____ INFORMATION SHOWN

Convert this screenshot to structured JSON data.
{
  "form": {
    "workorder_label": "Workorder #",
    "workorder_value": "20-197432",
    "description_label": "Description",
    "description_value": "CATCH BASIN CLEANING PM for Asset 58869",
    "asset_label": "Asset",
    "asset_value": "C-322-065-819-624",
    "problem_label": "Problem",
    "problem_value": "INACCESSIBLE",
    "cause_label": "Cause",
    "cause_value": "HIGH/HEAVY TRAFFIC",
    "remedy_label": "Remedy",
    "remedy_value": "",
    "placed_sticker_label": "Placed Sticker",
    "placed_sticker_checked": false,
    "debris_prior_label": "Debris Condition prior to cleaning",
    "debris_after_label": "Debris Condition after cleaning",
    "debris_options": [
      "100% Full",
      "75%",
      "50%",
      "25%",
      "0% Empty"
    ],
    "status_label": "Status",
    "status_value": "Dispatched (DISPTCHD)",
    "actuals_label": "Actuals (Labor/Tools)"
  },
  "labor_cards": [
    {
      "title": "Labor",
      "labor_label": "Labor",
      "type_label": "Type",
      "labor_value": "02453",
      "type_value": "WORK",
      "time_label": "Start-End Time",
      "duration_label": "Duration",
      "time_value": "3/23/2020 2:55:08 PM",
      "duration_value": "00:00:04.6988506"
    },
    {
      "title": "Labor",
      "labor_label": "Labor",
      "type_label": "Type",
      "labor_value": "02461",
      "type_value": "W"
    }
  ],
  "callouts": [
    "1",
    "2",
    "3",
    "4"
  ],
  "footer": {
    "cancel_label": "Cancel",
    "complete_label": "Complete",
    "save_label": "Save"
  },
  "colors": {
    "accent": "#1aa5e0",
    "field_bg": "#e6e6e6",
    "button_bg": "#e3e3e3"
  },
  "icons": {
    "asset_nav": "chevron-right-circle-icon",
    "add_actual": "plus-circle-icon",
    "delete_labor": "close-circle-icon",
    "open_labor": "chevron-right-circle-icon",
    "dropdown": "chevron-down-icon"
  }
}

________

Go through the listing and print each line exactly as it appears.

• [RIGHT ANSWER]
Convert this screenshot to structured JSON data.
{
  "form": {
    "workorder_label": "Workorder #",
    "workorder_value": "20-197432",
    "description_label": "Description",
    "description_value": "CATCH BASIN CLEANING PM for Asset 58869",
    "asset_label": "Asset",
    "asset_value": "C-322-065-819-624",
    "problem_label": "Problem",
    "problem_value": "INACCESSIBLE",
    "cause_label": "Cause",
    "cause_value": "HIGH/HEAVY TRAFFIC",
    "remedy_label": "Remedy",
    "remedy_value": "",
    "placed_sticker_label": "Placed Sticker",
    "placed_sticker_checked": false,
    "debris_prior_label": "Debris Condition prior to cleaning",
    "debris_after_label": "Debris Condition after cleaning",
    "debris_options": [
      "100% Full",
      "75%",
      "50%",
      "25%",
      "0% Empty"
    ],
    "status_label": "Status",
    "status_value": "Dispatched (DISPTCHD)",
    "actuals_label": "Actuals (Labor/Tools)"
  },
  "labor_cards": [
    {
      "title": "Labor",
      "labor_label": "Labor",
      "type_label": "Type",
      "labor_value": "02453",
      "type_value": "WORK",
      "time_label": "Start-End Time",
      "duration_label": "Duration",
      "time_value": "3/23/2020 2:55:08 PM",
      "duration_value": "00:00:04.6988506"
    },
    {
      "title": "Labor",
      "labor_label": "Labor",
      "type_label": "Type",
      "labor_value": "02461",
      "type_value": "W"
    }
  ],
  "callouts": [
    "1",
    "2",
    "3",
    "4"
  ],
  "footer": {
    "cancel_label": "Cancel",
    "complete_label": "Complete",
    "save_label": "Save"
  },
  "colors": {
    "accent": "#1aa5e0",
    "field_bg": "#e6e6e6",
    "button_bg": "#e3e3e3"
  },
  "icons": {
    "asset_nav": "chevron-right-circle-icon",
    "add_actual": "plus-circle-icon",
    "delete_labor": "close-circle-icon",
    "open_labor": "chevron-right-circle-icon",
    "dropdown": "chevron-down-icon"
  }
}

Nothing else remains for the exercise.